#### WRITTEN INSTRUCTION
The records below must be retyped exactly.

#### RECORDS SUPPLIED
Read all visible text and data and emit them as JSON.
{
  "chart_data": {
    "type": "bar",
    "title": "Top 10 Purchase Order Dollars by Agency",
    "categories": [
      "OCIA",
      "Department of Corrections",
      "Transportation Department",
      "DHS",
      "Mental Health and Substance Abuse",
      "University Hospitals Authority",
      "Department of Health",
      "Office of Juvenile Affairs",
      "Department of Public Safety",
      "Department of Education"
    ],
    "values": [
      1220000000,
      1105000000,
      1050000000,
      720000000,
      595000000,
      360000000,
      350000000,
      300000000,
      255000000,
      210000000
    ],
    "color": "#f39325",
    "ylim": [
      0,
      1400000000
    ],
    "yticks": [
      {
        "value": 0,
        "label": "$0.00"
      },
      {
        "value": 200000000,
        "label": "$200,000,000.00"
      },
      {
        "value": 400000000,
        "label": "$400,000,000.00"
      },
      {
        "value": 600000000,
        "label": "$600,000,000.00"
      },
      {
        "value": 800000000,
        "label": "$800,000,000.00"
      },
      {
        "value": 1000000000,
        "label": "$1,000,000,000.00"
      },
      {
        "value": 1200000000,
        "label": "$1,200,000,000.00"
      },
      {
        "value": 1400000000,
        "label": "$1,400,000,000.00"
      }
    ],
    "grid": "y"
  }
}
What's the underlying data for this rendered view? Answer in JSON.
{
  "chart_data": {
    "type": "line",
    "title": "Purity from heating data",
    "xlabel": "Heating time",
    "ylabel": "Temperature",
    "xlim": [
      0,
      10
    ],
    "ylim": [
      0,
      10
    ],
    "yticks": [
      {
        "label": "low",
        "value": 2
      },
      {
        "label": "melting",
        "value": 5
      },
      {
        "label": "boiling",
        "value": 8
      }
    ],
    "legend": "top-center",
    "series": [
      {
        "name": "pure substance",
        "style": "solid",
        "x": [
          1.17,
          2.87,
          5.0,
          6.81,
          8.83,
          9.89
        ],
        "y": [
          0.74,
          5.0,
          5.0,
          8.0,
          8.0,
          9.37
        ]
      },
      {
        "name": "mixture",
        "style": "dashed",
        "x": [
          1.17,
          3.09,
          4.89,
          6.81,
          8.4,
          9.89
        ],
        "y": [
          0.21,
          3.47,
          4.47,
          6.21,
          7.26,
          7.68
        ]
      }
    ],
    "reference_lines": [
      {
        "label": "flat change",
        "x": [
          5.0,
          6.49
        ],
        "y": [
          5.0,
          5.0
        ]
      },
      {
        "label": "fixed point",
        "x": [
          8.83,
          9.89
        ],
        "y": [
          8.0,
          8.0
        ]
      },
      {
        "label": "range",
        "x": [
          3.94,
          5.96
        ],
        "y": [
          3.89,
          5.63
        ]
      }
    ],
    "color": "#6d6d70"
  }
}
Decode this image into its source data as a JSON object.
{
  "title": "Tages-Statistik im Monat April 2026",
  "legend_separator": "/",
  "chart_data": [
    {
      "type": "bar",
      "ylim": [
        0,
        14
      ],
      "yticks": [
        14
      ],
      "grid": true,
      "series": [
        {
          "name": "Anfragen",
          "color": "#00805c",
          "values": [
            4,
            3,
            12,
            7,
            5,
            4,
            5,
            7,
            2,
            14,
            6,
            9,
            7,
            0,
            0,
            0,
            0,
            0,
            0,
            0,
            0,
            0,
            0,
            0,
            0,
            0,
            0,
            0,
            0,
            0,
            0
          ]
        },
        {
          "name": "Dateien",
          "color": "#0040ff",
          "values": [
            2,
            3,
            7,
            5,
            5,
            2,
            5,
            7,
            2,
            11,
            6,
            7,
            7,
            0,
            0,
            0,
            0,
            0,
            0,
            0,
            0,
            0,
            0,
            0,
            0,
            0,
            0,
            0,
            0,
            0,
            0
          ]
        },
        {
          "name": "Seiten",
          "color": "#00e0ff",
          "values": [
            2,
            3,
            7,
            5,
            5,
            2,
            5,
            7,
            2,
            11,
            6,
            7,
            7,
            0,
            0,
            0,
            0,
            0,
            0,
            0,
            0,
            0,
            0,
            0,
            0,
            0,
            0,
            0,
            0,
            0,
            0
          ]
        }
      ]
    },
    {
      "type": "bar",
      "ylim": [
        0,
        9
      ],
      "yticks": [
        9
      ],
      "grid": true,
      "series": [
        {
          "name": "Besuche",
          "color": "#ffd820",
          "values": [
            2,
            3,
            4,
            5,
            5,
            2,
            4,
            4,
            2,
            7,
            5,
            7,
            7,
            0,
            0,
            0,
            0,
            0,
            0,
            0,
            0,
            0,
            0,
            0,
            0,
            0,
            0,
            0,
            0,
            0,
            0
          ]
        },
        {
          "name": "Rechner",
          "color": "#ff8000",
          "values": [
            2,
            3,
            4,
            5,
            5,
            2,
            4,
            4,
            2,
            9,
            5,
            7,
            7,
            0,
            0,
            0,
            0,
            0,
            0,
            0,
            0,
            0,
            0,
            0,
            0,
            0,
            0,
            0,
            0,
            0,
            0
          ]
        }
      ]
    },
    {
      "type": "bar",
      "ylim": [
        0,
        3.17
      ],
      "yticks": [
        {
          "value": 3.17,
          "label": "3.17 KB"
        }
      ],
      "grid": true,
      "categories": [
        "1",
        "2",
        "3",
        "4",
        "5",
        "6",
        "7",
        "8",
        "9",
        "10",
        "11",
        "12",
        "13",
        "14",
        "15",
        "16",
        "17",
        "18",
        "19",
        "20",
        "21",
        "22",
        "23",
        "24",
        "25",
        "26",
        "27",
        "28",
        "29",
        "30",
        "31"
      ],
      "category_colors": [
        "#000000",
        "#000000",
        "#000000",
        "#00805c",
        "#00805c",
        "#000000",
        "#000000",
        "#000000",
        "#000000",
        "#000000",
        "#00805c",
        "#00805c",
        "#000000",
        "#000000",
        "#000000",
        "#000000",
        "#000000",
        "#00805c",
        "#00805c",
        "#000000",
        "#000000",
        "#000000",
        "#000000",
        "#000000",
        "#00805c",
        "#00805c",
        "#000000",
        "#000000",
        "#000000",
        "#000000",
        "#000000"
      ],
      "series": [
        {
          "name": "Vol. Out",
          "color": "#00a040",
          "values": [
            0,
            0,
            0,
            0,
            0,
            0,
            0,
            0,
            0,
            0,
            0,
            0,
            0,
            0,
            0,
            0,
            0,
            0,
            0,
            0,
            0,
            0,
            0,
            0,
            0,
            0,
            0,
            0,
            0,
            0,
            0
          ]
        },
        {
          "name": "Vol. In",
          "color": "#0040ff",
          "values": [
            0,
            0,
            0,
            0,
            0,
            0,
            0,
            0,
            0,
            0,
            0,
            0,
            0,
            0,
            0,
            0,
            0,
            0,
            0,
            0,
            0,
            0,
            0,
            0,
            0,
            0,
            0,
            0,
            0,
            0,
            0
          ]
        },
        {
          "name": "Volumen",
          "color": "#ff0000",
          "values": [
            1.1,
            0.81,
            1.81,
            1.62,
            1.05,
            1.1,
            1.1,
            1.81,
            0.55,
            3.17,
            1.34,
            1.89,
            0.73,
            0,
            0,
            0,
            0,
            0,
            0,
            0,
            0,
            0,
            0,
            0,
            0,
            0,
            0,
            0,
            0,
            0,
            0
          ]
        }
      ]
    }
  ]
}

#### EXPECTED ANSWER
Read all visible text and data and emit them as JSON.
{
  "chart_data": {
    "type": "bar",
    "title": "Top 10 Purchase Order Dollars by Agency",
    "categories": [
      "OCIA",
      "Department of Corrections",
      "Transportation Department",
      "DHS",
      "Mental Health and Substance Abuse",
      "University Hospitals Authority",
      "Department of Health",
      "Office of Juvenile Affairs",
      "Department of Public Safety",
      "Department of Education"
    ],
    "values": [
      1220000000,
      1105000000,
      1050000000,
      720000000,
      595000000,
      360000000,
      350000000,
      300000000,
      255000000,
      210000000
    ],
    "color": "#f39325",
    "ylim": [
      0,
      1400000000
    ],
    "yticks": [
      {
        "value": 0,
        "label": "$0.00"
      },
      {
        "value": 200000000,
        "label": "$200,000,000.00"
      },
      {
        "value": 400000000,
        "label": "$400,000,000.00"
      },
      {
        "value": 600000000,
        "label": "$600,000,000.00"
      },
      {
        "value": 800000000,
        "label": "$800,000,000.00"
      },
      {
        "value": 1000000000,
        "label": "$1,000,000,000.00"
      },
      {
        "value": 1200000000,
        "label": "$1,200,000,000.00"
      },
      {
        "value": 1400000000,
        "label": "$1,400,000,000.00"
      }
    ],
    "grid": "y"
  }
}
What's the underlying data for this rendered view? Answer in JSON.
{
  "chart_data": {
    "type": "line",
    "title": "Purity from heating data",
    "xlabel": "Heating time",
    "ylabel": "Temperature",
    "xlim": [
      0,
      10
    ],
    "ylim": [
      0,
      10
    ],
    "yticks": [
      {
        "label": "low",
        "value": 2
      },
      {
        "label": "melting",
        "value": 5
      },
      {
        "label": "boiling",
        "value": 8
      }
    ],
    "legend": "top-center",
    "series": [
      {
        "name": "pure substance",
        "style": "solid",
        "x": [
          1.17,
          2.87,
          5.0,
          6.81,
          8.83,
          9.89
        ],
        "y": [
          0.74,
          5.0,
          5.0,
          8.0,
          8.0,
          9.37
        ]
      },
      {
        "name": "mixture",
        "style": "dashed",
        "x": [
          1.17,
          3.09,
          4.89,
          6.81,
          8.4,
          9.89
        ],
        "y": [
          0.21,
          3.47,
          4.47,
          6.21,
          7.26,
          7.68
        ]
      }
    ],
    "reference_lines": [
      {
        "label": "flat change",
        "x": [
          5.0,
          6.49
        ],
        "y": [
          5.0,
          5.0
        ]
      },
      {
        "label": "fixed point",
        "x": [
          8.83,
          9.89
        ],
        "y": [
          8.0,
          8.0
        ]
      },
      {
        "label": "range",
        "x": [
          3.94,
          5.96
        ],
        "y": [
          3.89,
          5.63
        ]
      }
    ],
    "color": "#6d6d70"
  }
}
Decode this image into its source data as a JSON object.
{
  "title": "Tages-Statistik im Monat April 2026",
  "legend_separator": "/",
  "chart_data": [
    {
      "type": "bar",
      "ylim": [
        0,
        14
      ],
      "yticks": [
        14
      ],
      "grid": true,
      "series": [
        {
          "name": "Anfragen",
          "color": "#00805c",
          "values": [
            4,
            3,
            12,
            7,
            5,
            4,
            5,
            7,
            2,
            14,
            6,
            9,
            7,
            0,
            0,
            0,
            0,
            0,
            0,
            0,
            0,
            0,
            0,
            0,
            0,
            0,
            0,
            0,
            0,
            0,
            0
          ]
        },
        {
          "name": "Dateien",
          "color": "#0040ff",
          "values": [
            2,
            3,
            7,
            5,
            5,
            2,
            5,
            7,
            2,
            11,
            6,
            7,
            7,
            0,
            0,
            0,
            0,
            0,
            0,
            0,
            0,
            0,
            0,
            0,
            0,
            0,
            0,
            0,
            0,
            0,
            0
          ]
        },
        {
          "name": "Seiten",
          "color": "#00e0ff",
          "values": [
            2,
            3,
            7,
            5,
            5,
            2,
            5,
            7,
            2,
            11,
            6,
            7,
            7,
            0,
            0,
            0,
            0,
            0,
            0,
            0,
            0,
            0,
            0,
            0,
            0,
            0,
            0,
            0,
            0,
            0,
            0
          ]
        }
      ]
    },
    {
      "type": "bar",
      "ylim": [
        0,
        9
      ],
      "yticks": [
        9
      ],
      "grid": true,
      "series": [
        {
          "name": "Besuche",
          "color": "#ffd820",
          "values": [
            2,
            3,
            4,
            5,
            5,
            2,
            4,
            4,
            2,
            7,
            5,
            7,
            7,
            0,
            0,
            0,
            0,
            0,
            0,
            0,
            0,
            0,
            0,
            0,
            0,
            0,
            0,
            0,
            0,
            0,
            0
          ]
        },
        {
          "name": "Rechner",
          "color": "#ff8000",
          "values": [
            2,
            3,
            4,
            5,
            5,
            2,
            4,
            4,
            2,
            9,
            5,
            7,
            7,
            0,
            0,
            0,
            0,
            0,
            0,
            0,
            0,
            0,
            0,
            0,
            0,
            0,
            0,
            0,
            0,
            0,
            0
          ]
        }
      ]
    },
    {
      "type": "bar",
      "ylim": [
        0,
        3.17
      ],
      "yticks": [
        {
          "value": 3.17,
          "label": "3.17 KB"
        }
      ],
      "grid": true,
      "categories": [
        "1",
        "2",
        "3",
        "4",
        "5",
        "6",
        "7",
        "8",
        "9",
        "10",
        "11",
        "12",
        "13",
        "14",
        "15",
        "16",
        "17",
        "18",
        "19",
        "20",
        "21",
        "22",
        "23",
        "24",
        "25",
        "26",
        "27",
        "28",
        "29",
        "30",
        "31"
      ],
      "category_colors": [
        "#000000",
        "#000000",
        "#000000",
        "#00805c",
        "#00805c",
        "#000000",
        "#000000",
        "#000000",
        "#000000",
        "#000000",
        "#00805c",
        "#00805c",
        "#000000",
        "#000000",
        "#000000",
        "#000000",
        "#000000",
        "#00805c",
        "#00805c",
        "#000000",
        "#000000",
        "#000000",
        "#000000",
        "#000000",
        "#00805c",
        "#00805c",
        "#000000",
        "#000000",
        "#000000",
        "#000000",
        "#000000"
      ],
      "series": [
        {
          "name": "Vol. Out",
          "color": "#00a040",
          "values": [
            0,
            0,
            0,
            0,
            0,
            0,
            0,
            0,
            0,
            0,
            0,
            0,
            0,
            0,
            0,
            0,
            0,
            0,
            0,
            0,
            0,
            0,
            0,
            0,
            0,
            0,
            0,
            0,
            0,
            0,
            0
          ]
        },
        {
          "name": "Vol. In",
          "color": "#0040ff",
          "values": [
            0,
            0,
            0,
            0,
            0,
            0,
            0,
            0,
            0,
            0,
            0,
            0,
            0,
            0,
            0,
            0,
            0,
            0,
            0,
            0,
            0,
            0,
            0,
            0,
            0,
            0,
            0,
            0,
            0,
            0,
            0
          ]
        },
        {
          "name": "Volumen",
          "color": "#ff0000",
          "values": [
            1.1,
            0.81,
            1.81,
            1.62,
            1.05,
            1.1,
            1.1,
            1.81,
            0.55,
            3.17,
            1.34,
            1.89,
            0.73,
            0,
            0,
            0,
            0,
            0,
            0,
            0,
            0,
            0,
            0,
            0,
            0,
            0,
            0,
            0,
            0,
            0,
            0
          ]
        }
      ]
    }
  ]
}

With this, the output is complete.